> **Task requirements**
Make an exact copy of all the entries, with the pictures left out.

> **Supplied records**
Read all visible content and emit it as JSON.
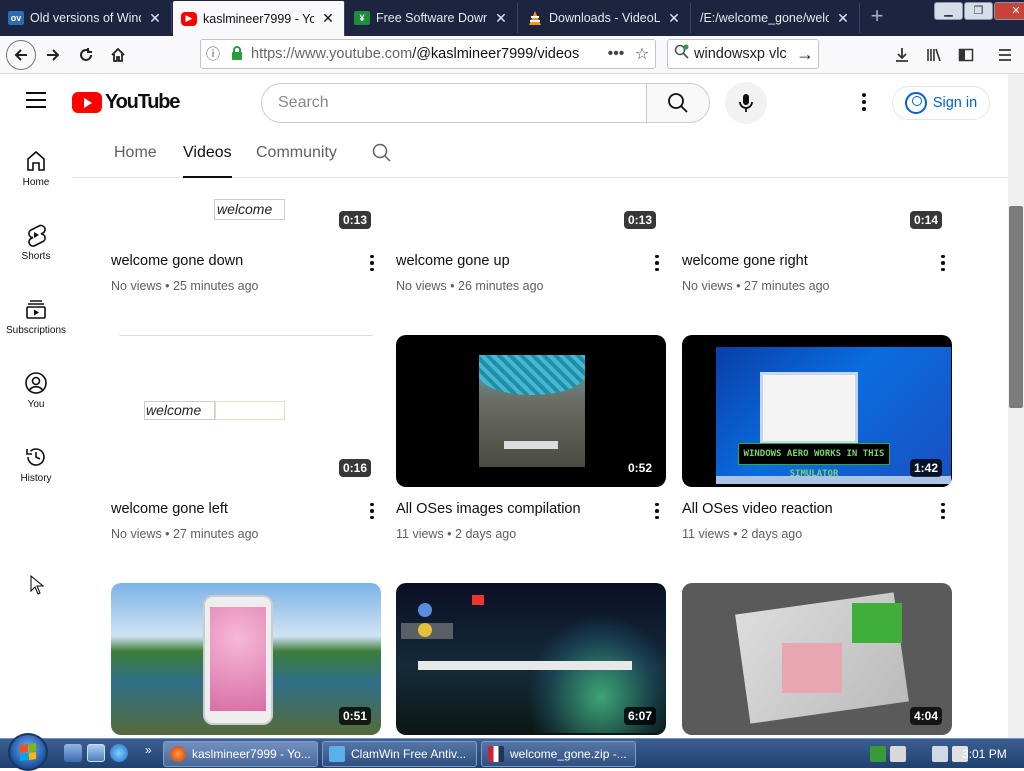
{
  "browser": {
    "tabs": [
      {
        "label": "Old versions of Wind",
        "favicon": "ov"
      },
      {
        "label": "kaslmineer7999 - Yo",
        "favicon": "youtube"
      },
      {
        "label": "Free Software Downl",
        "favicon": "fsd"
      },
      {
        "label": "Downloads - VideoLA",
        "favicon": "vlc"
      },
      {
        "label": "/E:/welcome_gone/welc",
        "favicon": "file"
      }
    ],
    "url_host": "https://www.youtube.com",
    "url_path": "/@kaslmineer7999/videos",
    "search_text": "windowsxp vlc"
  },
  "youtube": {
    "logo_text": "YouTube",
    "search_placeholder": "Search",
    "signin_label": "Sign in",
    "guide": [
      {
        "label": "Home",
        "icon": "home-icon"
      },
      {
        "label": "Shorts",
        "icon": "shorts-icon"
      },
      {
        "label": "Subscriptions",
        "icon": "subscriptions-icon"
      },
      {
        "label": "You",
        "icon": "you-icon"
      },
      {
        "label": "History",
        "icon": "history-icon"
      }
    ],
    "channel_tabs": [
      {
        "label": "Home"
      },
      {
        "label": "Videos",
        "active": true
      },
      {
        "label": "Community"
      }
    ],
    "videos": [
      {
        "title": "welcome gone down",
        "meta": "No views • 25 minutes ago",
        "duration": "0:13",
        "thumb_text": "welcome"
      },
      {
        "title": "welcome gone up",
        "meta": "No views • 26 minutes ago",
        "duration": "0:13"
      },
      {
        "title": "welcome gone right",
        "meta": "No views • 27 minutes ago",
        "duration": "0:14"
      },
      {
        "title": "welcome gone left",
        "meta": "No views • 27 minutes ago",
        "duration": "0:16",
        "thumb_text": "welcome"
      },
      {
        "title": "All OSes images compilation",
        "meta": "11 views • 2 days ago",
        "duration": "0:52"
      },
      {
        "title": "All OSes video reaction",
        "meta": "11 views • 2 days ago",
        "duration": "1:42",
        "thumb_text": "WINDOWS AERO WORKS IN THIS SIMULATOR"
      },
      {
        "title": "",
        "meta": "",
        "duration": "0:51"
      },
      {
        "title": "",
        "meta": "",
        "duration": "6:07"
      },
      {
        "title": "",
        "meta": "",
        "duration": "4:04"
      }
    ]
  },
  "taskbar": {
    "tasks": [
      {
        "label": "kaslmineer7999 - Yo...",
        "active": true
      },
      {
        "label": "ClamWin Free Antiv..."
      },
      {
        "label": "welcome_gone.zip -..."
      }
    ],
    "clock": "3:01 PM"
  },
  "colors": {
    "youtube_red": "#ff0000",
    "link_blue": "#065fd4",
    "tabbar_bg": "#1c2440",
    "taskbar": "#2a4a7c"
  }
}
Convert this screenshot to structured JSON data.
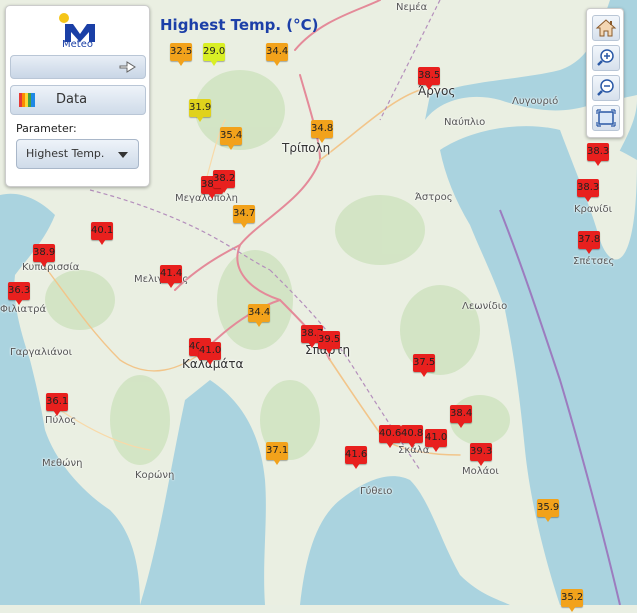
{
  "title": "Highest Temp. (°C)",
  "logo": {
    "text": "Meteo"
  },
  "panel": {
    "data_button": "Data",
    "parameter_label": "Parameter:",
    "parameter_value": "Highest Temp."
  },
  "toolbar": {
    "buttons": [
      "home-icon",
      "zoom-in-icon",
      "zoom-out-icon",
      "extent-icon"
    ]
  },
  "colors": {
    "very_hot": "#e8201e",
    "hot": "#f2a21b",
    "warm": "#e0d21c",
    "mild": "#d9ef25",
    "land": "#eaefe2",
    "sea": "#aad3df",
    "border": "#b08ab6"
  },
  "places": [
    {
      "name": "Νεμέα"
    },
    {
      "name": "Άργος"
    },
    {
      "name": "Ναύπλιο"
    },
    {
      "name": "Λυγουριό"
    },
    {
      "name": "Τρίπολη"
    },
    {
      "name": "Άστρος"
    },
    {
      "name": "Κρανίδι"
    },
    {
      "name": "Σπέτσες"
    },
    {
      "name": "Μεγαλόπολη"
    },
    {
      "name": "Κυπαρισσία"
    },
    {
      "name": "Φιλιατρά"
    },
    {
      "name": "Μελιγαλάς"
    },
    {
      "name": "Γαργαλιάνοι"
    },
    {
      "name": "Καλαμάτα"
    },
    {
      "name": "Σπάρτη"
    },
    {
      "name": "Λεωνίδιο"
    },
    {
      "name": "Πύλος"
    },
    {
      "name": "Μεθώνη"
    },
    {
      "name": "Κορώνη"
    },
    {
      "name": "Σκάλα"
    },
    {
      "name": "Μολάοι"
    },
    {
      "name": "Γύθειο"
    }
  ],
  "stations": [
    {
      "value": "32.5",
      "level": "hot"
    },
    {
      "value": "29.0",
      "level": "mild"
    },
    {
      "value": "34.4",
      "level": "hot"
    },
    {
      "value": "38.5",
      "level": "very_hot"
    },
    {
      "value": "31.9",
      "level": "warm"
    },
    {
      "value": "35.4",
      "level": "hot"
    },
    {
      "value": "34.8",
      "level": "hot"
    },
    {
      "value": "38.3",
      "level": "very_hot"
    },
    {
      "value": "38.1",
      "level": "very_hot"
    },
    {
      "value": "38.2",
      "level": "very_hot"
    },
    {
      "value": "38.3",
      "level": "very_hot"
    },
    {
      "value": "34.7",
      "level": "hot"
    },
    {
      "value": "40.1",
      "level": "very_hot"
    },
    {
      "value": "37.8",
      "level": "very_hot"
    },
    {
      "value": "38.9",
      "level": "very_hot"
    },
    {
      "value": "41.4",
      "level": "very_hot"
    },
    {
      "value": "36.3",
      "level": "very_hot"
    },
    {
      "value": "34.4",
      "level": "hot"
    },
    {
      "value": "38.7",
      "level": "very_hot"
    },
    {
      "value": "39.5",
      "level": "very_hot"
    },
    {
      "value": "40.4",
      "level": "very_hot"
    },
    {
      "value": "41.0",
      "level": "very_hot"
    },
    {
      "value": "37.5",
      "level": "very_hot"
    },
    {
      "value": "36.1",
      "level": "very_hot"
    },
    {
      "value": "38.4",
      "level": "very_hot"
    },
    {
      "value": "37.1",
      "level": "hot"
    },
    {
      "value": "40.6",
      "level": "very_hot"
    },
    {
      "value": "40.8",
      "level": "very_hot"
    },
    {
      "value": "41.0",
      "level": "very_hot"
    },
    {
      "value": "41.6",
      "level": "very_hot"
    },
    {
      "value": "39.3",
      "level": "very_hot"
    },
    {
      "value": "35.9",
      "level": "hot"
    },
    {
      "value": "35.2",
      "level": "hot"
    }
  ]
}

> **Complete output**
Read all visible content and emit it as JSON.
{
  "browser": {
    "tabs": [
      {
        "label": "Old versions of Wind",
        "favicon": "ov"
      },
      {
        "label": "kaslmineer7999 - Yo",
        "favicon": "youtube"
      },
      {
        "label": "Free Software Downl",
        "favicon": "fsd"
      },
      {
        "label": "Downloads - VideoLA",
        "favicon": "vlc"
      },
      {
        "label": "/E:/welcome_gone/welc",
        "favicon": "file"
      }
    ],
    "url_host": "https://www.youtube.com",
    "url_path": "/@kaslmineer7999/videos",
    "search_text": "windowsxp vlc"
  },
  "youtube": {
    "logo_text": "YouTube",
    "search_placeholder": "Search",
    "signin_label": "Sign in",
    "guide": [
      {
        "label": "Home",
        "icon": "home-icon"
      },
      {
        "label": "Shorts",
        "icon": "shorts-icon"
      },
      {
        "label": "Subscriptions",
        "icon": "subscriptions-icon"
      },
      {
        "label": "You",
        "icon": "you-icon"
      },
      {
        "label": "History",
        "icon": "history-icon"
      }
    ],
    "channel_tabs": [
      {
        "label": "Home"
      },
      {
        "label": "Videos",
        "active": true
      },
      {
        "label": "Community"
      }
    ],
    "videos": [
      {
        "title": "welcome gone down",
        "meta": "No views • 25 minutes ago",
        "duration": "0:13",
        "thumb_text": "welcome"
      },
      {
        "title": "welcome gone up",
        "meta": "No views • 26 minutes ago",
        "duration": "0:13"
      },
      {
        "title": "welcome gone right",
        "meta": "No views • 27 minutes ago",
        "duration": "0:14"
      },
      {
        "title": "welcome gone left",
        "meta": "No views • 27 minutes ago",
        "duration": "0:16",
        "thumb_text": "welcome"
      },
      {
        "title": "All OSes images compilation",
        "meta": "11 views • 2 days ago",
        "duration": "0:52"
      },
      {
        "title": "All OSes video reaction",
        "meta": "11 views • 2 days ago",
        "duration": "1:42",
        "thumb_text": "WINDOWS AERO WORKS IN THIS SIMULATOR"
      },
      {
        "title": "",
        "meta": "",
        "duration": "0:51"
      },
      {
        "title": "",
        "meta": "",
        "duration": "6:07"
      },
      {
        "title": "",
        "meta": "",
        "duration": "4:04"
      }
    ]
  },
  "taskbar": {
    "tasks": [
      {
        "label": "kaslmineer7999 - Yo...",
        "active": true
      },
      {
        "label": "ClamWin Free Antiv..."
      },
      {
        "label": "welcome_gone.zip -..."
      }
    ],
    "clock": "3:01 PM"
  },
  "colors": {
    "youtube_red": "#ff0000",
    "link_blue": "#065fd4",
    "tabbar_bg": "#1c2440",
    "taskbar": "#2a4a7c"
  }
}
Convert this screenshot to structured JSON data.
{
  "title": "Highest Temp. (°C)",
  "logo": {
    "text": "Meteo"
  },
  "panel": {
    "data_button": "Data",
    "parameter_label": "Parameter:",
    "parameter_value": "Highest Temp."
  },
  "toolbar": {
    "buttons": [
      "home-icon",
      "zoom-in-icon",
      "zoom-out-icon",
      "extent-icon"
    ]
  },
  "colors": {
    "very_hot": "#e8201e",
    "hot": "#f2a21b",
    "warm": "#e0d21c",
    "mild": "#d9ef25",
    "land": "#eaefe2",
    "sea": "#aad3df",
    "border": "#b08ab6"
  },
  "places": [
    {
      "name": "Νεμέα"
    },
    {
      "name": "Άργος"
    },
    {
      "name": "Ναύπλιο"
    },
    {
      "name": "Λυγουριό"
    },
    {
      "name": "Τρίπολη"
    },
    {
      "name": "Άστρος"
    },
    {
      "name": "Κρανίδι"
    },
    {
      "name": "Σπέτσες"
    },
    {
      "name": "Μεγαλόπολη"
    },
    {
      "name": "Κυπαρισσία"
    },
    {
      "name": "Φιλιατρά"
    },
    {
      "name": "Μελιγαλάς"
    },
    {
      "name": "Γαργαλιάνοι"
    },
    {
      "name": "Καλαμάτα"
    },
    {
      "name": "Σπάρτη"
    },
    {
      "name": "Λεωνίδιο"
    },
    {
      "name": "Πύλος"
    },
    {
      "name": "Μεθώνη"
    },
    {
      "name": "Κορώνη"
    },
    {
      "name": "Σκάλα"
    },
    {
      "name": "Μολάοι"
    },
    {
      "name": "Γύθειο"
    }
  ],
  "stations": [
    {
      "value": "32.5",
      "level": "hot"
    },
    {
      "value": "29.0",
      "level": "mild"
    },
    {
      "value": "34.4",
      "level": "hot"
    },
    {
      "value": "38.5",
      "level": "very_hot"
    },
    {
      "value": "31.9",
      "level": "warm"
    },
    {
      "value": "35.4",
      "level": "hot"
    },
    {
      "value": "34.8",
      "level": "hot"
    },
    {
      "value": "38.3",
      "level": "very_hot"
    },
    {
      "value": "38.1",
      "level": "very_hot"
    },
    {
      "value": "38.2",
      "level": "very_hot"
    },
    {
      "value": "38.3",
      "level": "very_hot"
    },
    {
      "value": "34.7",
      "level": "hot"
    },
    {
      "value": "40.1",
      "level": "very_hot"
    },
    {
      "value": "37.8",
      "level": "very_hot"
    },
    {
      "value": "38.9",
      "level": "very_hot"
    },
    {
      "value": "41.4",
      "level": "very_hot"
    },
    {
      "value": "36.3",
      "level": "very_hot"
    },
    {
      "value": "34.4",
      "level": "hot"
    },
    {
      "value": "38.7",
      "level": "very_hot"
    },
    {
      "value": "39.5",
      "level": "very_hot"
    },
    {
      "value": "40.4",
      "level": "very_hot"
    },
    {
      "value": "41.0",
      "level": "very_hot"
    },
    {
      "value": "37.5",
      "level": "very_hot"
    },
    {
      "value": "36.1",
      "level": "very_hot"
    },
    {
      "value": "38.4",
      "level": "very_hot"
    },
    {
      "value": "37.1",
      "level": "hot"
    },
    {
      "value": "40.6",
      "level": "very_hot"
    },
    {
      "value": "40.8",
      "level": "very_hot"
    },
    {
      "value": "41.0",
      "level": "very_hot"
    },
    {
      "value": "41.6",
      "level": "very_hot"
    },
    {
      "value": "39.3",
      "level": "very_hot"
    },
    {
      "value": "35.9",
      "level": "hot"
    },
    {
      "value": "35.2",
      "level": "hot"
    }
  ]
}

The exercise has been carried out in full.